#### [Task list]
**1)** According to the upconversion text below, what host material is used in the most recent paper?
**2)** Decide whether each statement agrees with the upconversion text below. Answer yes or no for each, and quote the deciding words from the text.
(a) Upconversion is typically very efficient in the control material.
(b) The diamond anvil cell lets the particles be compressed to very high pressures.
(c) In the most recent paper, yttrium is replaced with elements slightly different in size.
**3)** Write the next part of the upconversion text below, picking up after its final sentence.

#### [Page text]
⟨
Why modify the host material?

The bulk of the upconversion process in these materials is accomplished by lanthanide ions, but these ions can’t just float in space. You need to put them in some sort of solid material, which we refer to as a host lattice or host matrix. The precise structure of the host material influences the probability of a lanthanide absorbing the incoming low energy light or emitting high energy light. These processes are not very probable in our control material, which is why upconversion is typically very inefficient. By distorting the host structure, we can make the transitions more probable.


Michael’s upconverting nanoparticles in action. The upconverting nanoparticles are suspended in solution, and light up as the near-infrared light (grey dashed arrow) excites them.

So in your most recent paper, how do you distort the host matrix?

We use this host material called sodium yttrium fluoride (NaYF4). Previously, we took sort of a brute force approach by putting these upconverting nanoparticles in a diamond anvil cell2. This allows us to compress the particles to very high pressures, which essentially pushes all the atoms together and introduces some degree of distortion in the material. However, this wasn’t something we could incorporate if upconverters were to be used in applications, so we had to be a little more clever.

In our most recent paper, we instead modify the composition of the host matrix. We start with sodium yttrium fluoride (NaYF4) and replace yttrium with elements that are slightly different in size, which should mess up or distort the host matrix.

Why replace yttrium, as opposed to, let’s say, the fluoride?
⟩
#### [Information supplied]
⟨
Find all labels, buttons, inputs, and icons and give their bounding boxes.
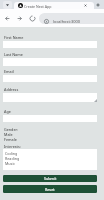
⟩
#### [Final answers]
**1)** Sodium yttrium fluoride (NaYF4).

**2)**
(a) No: "These processes are not very probable in our control material, which is why upconversion is typically very inefficient."
(b) Yes: "This allows us to compress the particles to very high pressures"
(c) Yes: "replace yttrium with elements that are slightly different in size"

**3)**
Changing the fluorine would change a lot about the synthesis and sample because the fluoride makes up the bulk of how the material behaves chemically. Yttrium is not technically a lanthanide, but it behaves very much like one. Lanthanides are this group of 14 elements that have extremely similar chemical properties, and it’s quite easy to take one out and replace it with something else.

So once you’ve modified the host lattice, how did this affect the upconversion process?

When we removed 10% of the yttrium and replaced it in equal parts with gadolinium (slightly bigger) and lutetium (slightly smaller), we were able to improve the upconversion efficiency of the particles by a factor of 1.6. This is the record efficiency value for this type of upconversion process.

Wow, that’s awesome!

Yeah, so awesome. I think it’s a good technique because it only requires a slight adjustment to the synthesis procedure. This substitution method is also not specific to the lanthanides we used; this approach would work for any lanthanide ion. And it doesn’t matter if the particle is 5 nanometers, or 50 nanometers, or 500 – this is not a size dependent effect, so we expect the same enhancement for any size. There are a lot of alternative approaches to enhancing upconversion, but most of them sort of live with the problem of inefficient and improbable transitions and try to find a way around it rather than addressing it specifically. Since we do address that specifically, we can combine our approach with others that focus on different problems to get really unprecedented efficiencies.

These are amazing results! I’m also interested in hearing about some of the behind the scenes of your research – why don’t we start with the ‘Manifest Destiny’ drawer?

I didn’t know anyone had even noticed that.

That was one of the first things I noticed! I thought it was hilarious.

I’m glad. Well, I initially had a pretty small drawer. I then did a lot of syntheses, which led to a lot of samples, so I quickly ran out of space. That drawer was only partially occupied by people who had since graduated, so I saw it as territory to which I could expand and was my divine right to colonize.


The aforementioned drawer – almost filled up!

What was your favorite part of this project?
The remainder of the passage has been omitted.